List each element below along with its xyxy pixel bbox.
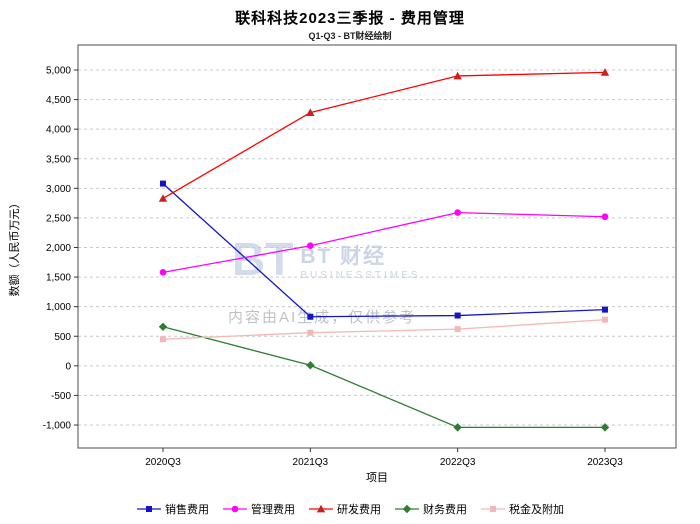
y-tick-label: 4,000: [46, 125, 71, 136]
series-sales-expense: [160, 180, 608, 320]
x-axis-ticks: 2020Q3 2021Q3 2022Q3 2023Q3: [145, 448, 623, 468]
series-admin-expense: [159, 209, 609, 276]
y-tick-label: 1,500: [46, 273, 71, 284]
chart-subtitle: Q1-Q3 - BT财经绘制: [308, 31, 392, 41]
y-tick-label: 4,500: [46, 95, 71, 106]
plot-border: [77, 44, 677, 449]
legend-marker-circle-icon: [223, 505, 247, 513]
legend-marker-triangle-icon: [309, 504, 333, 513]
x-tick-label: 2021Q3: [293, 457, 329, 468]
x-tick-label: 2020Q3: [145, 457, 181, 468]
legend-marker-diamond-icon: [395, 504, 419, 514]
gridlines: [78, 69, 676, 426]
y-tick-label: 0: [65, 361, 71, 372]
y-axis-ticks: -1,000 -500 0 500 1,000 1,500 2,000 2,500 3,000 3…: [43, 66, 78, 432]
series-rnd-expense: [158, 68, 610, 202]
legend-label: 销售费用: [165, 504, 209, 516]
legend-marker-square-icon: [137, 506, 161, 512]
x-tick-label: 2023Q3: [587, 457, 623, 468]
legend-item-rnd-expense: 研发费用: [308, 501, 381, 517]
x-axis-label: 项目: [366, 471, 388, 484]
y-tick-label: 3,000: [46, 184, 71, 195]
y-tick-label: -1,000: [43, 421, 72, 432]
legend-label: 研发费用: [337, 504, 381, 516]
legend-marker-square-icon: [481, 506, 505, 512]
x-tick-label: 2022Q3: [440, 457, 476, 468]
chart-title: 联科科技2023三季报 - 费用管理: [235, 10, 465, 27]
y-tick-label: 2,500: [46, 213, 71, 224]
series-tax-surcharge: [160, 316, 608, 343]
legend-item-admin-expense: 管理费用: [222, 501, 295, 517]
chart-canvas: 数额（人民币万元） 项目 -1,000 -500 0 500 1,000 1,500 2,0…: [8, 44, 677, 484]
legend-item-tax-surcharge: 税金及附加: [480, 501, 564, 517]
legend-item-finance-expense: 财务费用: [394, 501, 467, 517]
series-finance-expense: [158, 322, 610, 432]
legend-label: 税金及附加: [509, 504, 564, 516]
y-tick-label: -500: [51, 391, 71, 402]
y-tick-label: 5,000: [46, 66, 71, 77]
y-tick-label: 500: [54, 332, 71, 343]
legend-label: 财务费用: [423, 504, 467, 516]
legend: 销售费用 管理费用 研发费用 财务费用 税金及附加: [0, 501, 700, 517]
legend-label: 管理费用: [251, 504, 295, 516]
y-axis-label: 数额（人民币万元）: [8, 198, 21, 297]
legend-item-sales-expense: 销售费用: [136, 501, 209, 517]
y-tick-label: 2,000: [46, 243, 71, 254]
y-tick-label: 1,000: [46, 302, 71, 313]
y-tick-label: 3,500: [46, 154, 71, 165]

-*-

• **What to produce**: Revise the listing lines starting at the one containing "y-tick-label: 4,000: [46, 125, 71, 136]" and ending at the one containing "y-tick-label: 0: [65, 361, 71, 372]", putting "plot-frame" in place of "plot-border" and leaving everything else unchanged. Give back only those lines.

• **Exercise result**:
y-tick-label: 4,000: [46, 125, 71, 136]
series-sales-expense: [160, 180, 608, 320]
x-axis-ticks: 2020Q3 2021Q3 2022Q3 2023Q3: [145, 448, 623, 468]
series-admin-expense: [159, 209, 609, 276]
y-tick-label: 1,500: [46, 273, 71, 284]
chart-subtitle: Q1-Q3 - BT财经绘制: [308, 31, 392, 41]
y-tick-label: 4,500: [46, 95, 71, 106]
plot-frame: [77, 44, 677, 449]
legend-marker-circle-icon: [223, 505, 247, 513]
legend-marker-triangle-icon: [309, 504, 333, 513]
x-tick-label: 2021Q3: [293, 457, 329, 468]
x-tick-label: 2020Q3: [145, 457, 181, 468]
legend-marker-diamond-icon: [395, 504, 419, 514]
gridlines: [78, 69, 676, 426]
y-tick-label: 0: [65, 361, 71, 372]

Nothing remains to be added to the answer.